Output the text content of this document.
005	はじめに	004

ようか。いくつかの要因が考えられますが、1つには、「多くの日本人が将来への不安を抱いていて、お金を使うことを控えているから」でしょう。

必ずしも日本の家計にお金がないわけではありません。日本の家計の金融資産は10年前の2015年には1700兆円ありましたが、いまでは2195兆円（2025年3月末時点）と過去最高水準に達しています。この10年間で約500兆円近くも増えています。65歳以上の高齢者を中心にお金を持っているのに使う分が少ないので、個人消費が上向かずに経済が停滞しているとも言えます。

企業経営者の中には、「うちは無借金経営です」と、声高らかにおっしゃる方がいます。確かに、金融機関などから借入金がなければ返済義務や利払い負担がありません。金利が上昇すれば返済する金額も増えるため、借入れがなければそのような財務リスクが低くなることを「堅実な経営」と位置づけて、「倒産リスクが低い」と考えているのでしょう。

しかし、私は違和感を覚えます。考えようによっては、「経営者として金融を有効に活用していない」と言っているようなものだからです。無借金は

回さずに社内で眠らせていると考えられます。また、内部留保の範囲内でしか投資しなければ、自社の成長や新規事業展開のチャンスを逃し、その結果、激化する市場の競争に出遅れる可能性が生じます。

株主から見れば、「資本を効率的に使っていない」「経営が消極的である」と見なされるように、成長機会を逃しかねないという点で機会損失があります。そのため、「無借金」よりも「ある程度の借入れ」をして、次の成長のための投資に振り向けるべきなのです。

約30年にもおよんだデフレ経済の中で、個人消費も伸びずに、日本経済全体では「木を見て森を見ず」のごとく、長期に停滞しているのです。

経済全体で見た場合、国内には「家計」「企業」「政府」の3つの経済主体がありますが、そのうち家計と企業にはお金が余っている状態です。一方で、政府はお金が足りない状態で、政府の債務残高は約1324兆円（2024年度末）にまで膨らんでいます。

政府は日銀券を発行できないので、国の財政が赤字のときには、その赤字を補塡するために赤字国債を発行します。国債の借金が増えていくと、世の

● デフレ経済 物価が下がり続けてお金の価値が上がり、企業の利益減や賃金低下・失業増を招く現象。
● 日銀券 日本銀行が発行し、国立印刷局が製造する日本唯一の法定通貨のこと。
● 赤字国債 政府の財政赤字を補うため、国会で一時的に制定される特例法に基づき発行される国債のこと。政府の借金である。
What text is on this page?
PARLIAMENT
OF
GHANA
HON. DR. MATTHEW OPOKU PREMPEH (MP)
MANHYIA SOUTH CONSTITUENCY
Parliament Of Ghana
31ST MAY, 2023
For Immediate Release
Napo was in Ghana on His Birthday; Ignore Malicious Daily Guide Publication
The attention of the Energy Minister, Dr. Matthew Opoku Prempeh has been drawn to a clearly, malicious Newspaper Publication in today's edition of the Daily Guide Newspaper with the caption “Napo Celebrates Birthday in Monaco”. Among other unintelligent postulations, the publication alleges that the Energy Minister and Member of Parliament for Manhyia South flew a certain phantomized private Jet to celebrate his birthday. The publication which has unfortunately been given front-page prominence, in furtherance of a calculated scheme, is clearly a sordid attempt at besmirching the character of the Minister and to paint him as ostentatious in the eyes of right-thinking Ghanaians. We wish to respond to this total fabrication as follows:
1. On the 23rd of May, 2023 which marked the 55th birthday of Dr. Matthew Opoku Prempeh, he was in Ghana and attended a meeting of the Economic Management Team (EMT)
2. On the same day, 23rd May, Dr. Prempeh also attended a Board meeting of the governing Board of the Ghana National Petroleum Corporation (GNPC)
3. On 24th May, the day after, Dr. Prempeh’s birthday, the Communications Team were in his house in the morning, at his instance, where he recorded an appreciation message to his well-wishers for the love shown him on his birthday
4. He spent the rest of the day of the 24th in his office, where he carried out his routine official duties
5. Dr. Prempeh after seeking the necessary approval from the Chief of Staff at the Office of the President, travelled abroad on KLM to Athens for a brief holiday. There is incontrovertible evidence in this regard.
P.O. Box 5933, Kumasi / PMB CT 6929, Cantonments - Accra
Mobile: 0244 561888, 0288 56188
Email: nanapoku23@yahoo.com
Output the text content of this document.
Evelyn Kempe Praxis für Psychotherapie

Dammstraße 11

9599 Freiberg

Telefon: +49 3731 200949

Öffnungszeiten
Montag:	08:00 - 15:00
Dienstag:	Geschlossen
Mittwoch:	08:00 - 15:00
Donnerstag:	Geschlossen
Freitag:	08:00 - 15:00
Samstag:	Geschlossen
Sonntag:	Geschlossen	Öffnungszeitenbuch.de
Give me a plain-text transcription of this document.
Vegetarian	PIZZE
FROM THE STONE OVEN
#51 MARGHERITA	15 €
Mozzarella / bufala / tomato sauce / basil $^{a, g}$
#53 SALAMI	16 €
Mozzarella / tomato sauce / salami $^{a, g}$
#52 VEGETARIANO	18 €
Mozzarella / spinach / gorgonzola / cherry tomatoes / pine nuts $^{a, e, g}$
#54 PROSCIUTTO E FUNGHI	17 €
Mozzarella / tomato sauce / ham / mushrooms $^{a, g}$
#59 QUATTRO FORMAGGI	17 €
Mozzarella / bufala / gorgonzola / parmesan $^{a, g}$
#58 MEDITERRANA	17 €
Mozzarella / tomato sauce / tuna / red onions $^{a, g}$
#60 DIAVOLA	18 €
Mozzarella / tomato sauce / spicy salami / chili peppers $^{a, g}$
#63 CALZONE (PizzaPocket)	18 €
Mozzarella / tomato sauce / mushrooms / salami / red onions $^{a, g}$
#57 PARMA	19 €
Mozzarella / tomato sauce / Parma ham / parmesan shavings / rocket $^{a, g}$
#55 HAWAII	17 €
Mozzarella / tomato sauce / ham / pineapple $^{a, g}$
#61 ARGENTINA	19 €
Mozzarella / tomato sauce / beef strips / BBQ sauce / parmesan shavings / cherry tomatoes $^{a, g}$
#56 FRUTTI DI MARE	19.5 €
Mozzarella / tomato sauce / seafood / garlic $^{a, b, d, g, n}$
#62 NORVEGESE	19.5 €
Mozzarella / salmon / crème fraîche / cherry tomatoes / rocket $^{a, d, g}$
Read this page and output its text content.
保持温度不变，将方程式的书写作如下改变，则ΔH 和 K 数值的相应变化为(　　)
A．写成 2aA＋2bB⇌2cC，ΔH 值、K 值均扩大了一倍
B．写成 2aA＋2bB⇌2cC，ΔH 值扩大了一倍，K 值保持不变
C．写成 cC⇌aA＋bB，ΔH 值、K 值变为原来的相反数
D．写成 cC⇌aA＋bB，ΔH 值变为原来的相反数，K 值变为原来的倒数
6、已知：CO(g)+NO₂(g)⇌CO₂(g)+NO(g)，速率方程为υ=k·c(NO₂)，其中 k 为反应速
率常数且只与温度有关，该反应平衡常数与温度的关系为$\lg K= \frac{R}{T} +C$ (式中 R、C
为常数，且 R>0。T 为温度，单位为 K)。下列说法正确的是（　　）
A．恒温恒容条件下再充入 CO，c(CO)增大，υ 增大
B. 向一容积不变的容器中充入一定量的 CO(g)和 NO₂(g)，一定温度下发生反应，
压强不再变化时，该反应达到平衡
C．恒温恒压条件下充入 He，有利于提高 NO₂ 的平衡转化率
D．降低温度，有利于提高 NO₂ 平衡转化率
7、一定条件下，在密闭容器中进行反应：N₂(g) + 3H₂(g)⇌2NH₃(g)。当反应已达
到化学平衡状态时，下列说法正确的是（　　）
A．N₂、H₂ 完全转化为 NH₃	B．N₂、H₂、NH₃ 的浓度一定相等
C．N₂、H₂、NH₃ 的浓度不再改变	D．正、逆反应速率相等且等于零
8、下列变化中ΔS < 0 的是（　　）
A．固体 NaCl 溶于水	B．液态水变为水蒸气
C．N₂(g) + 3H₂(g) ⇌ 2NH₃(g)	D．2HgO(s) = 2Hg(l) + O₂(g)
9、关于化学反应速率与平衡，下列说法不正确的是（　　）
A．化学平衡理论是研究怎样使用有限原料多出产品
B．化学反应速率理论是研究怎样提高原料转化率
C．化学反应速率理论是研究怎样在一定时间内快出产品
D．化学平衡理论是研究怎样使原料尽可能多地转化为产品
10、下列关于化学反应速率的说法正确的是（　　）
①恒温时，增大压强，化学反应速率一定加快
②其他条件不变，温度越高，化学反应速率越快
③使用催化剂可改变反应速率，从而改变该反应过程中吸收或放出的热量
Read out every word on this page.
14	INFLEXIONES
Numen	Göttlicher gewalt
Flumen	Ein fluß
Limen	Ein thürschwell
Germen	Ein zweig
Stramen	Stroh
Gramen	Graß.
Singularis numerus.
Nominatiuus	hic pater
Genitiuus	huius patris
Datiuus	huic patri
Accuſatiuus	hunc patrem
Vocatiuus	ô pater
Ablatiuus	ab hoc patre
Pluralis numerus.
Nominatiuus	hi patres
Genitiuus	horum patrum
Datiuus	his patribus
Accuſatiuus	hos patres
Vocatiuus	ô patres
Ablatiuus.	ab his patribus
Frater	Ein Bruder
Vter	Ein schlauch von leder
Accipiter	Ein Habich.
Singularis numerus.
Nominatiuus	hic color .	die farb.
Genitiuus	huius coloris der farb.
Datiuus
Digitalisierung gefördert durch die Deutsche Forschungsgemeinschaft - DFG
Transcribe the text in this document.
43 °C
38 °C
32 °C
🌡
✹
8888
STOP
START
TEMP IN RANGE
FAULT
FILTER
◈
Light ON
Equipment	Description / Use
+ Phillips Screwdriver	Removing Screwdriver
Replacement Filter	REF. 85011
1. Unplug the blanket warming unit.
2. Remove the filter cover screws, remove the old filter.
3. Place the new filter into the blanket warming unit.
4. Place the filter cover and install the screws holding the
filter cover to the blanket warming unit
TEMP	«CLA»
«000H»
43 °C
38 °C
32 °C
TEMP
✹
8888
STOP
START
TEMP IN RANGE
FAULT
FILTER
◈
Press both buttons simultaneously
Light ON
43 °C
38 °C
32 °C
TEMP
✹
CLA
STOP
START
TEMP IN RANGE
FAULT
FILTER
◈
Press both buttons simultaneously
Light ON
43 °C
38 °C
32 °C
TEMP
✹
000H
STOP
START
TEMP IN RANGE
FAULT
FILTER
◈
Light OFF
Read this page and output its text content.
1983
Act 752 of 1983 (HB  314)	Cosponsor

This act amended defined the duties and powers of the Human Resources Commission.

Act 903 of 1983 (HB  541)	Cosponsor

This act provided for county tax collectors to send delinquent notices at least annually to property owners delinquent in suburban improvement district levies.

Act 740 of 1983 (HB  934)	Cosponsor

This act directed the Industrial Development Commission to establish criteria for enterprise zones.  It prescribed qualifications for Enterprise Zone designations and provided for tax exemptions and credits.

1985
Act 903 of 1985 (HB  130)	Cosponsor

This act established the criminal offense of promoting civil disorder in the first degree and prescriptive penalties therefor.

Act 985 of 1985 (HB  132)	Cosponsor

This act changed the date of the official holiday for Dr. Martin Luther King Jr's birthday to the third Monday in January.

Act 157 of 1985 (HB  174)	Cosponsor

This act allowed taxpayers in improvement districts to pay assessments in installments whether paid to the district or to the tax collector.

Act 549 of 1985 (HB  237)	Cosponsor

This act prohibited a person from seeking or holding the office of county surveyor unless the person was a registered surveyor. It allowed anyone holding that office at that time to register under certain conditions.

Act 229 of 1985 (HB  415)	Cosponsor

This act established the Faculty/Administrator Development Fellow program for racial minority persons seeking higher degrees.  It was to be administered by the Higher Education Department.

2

◆ ◆ ◆ ◆

▶ [What you should do]:
All lines of the data above that include the word "provided" must be shown.

▶ [Exercise answer]:
This act provided for county tax collectors to send delinquent notices at least annually to property owners delinquent in suburban improvement district levies.
This act directed the Industrial Development Commission to establish criteria for enterprise zones.  It prescribed qualifications for Enterprise Zone designations and provided for tax exemptions and credits.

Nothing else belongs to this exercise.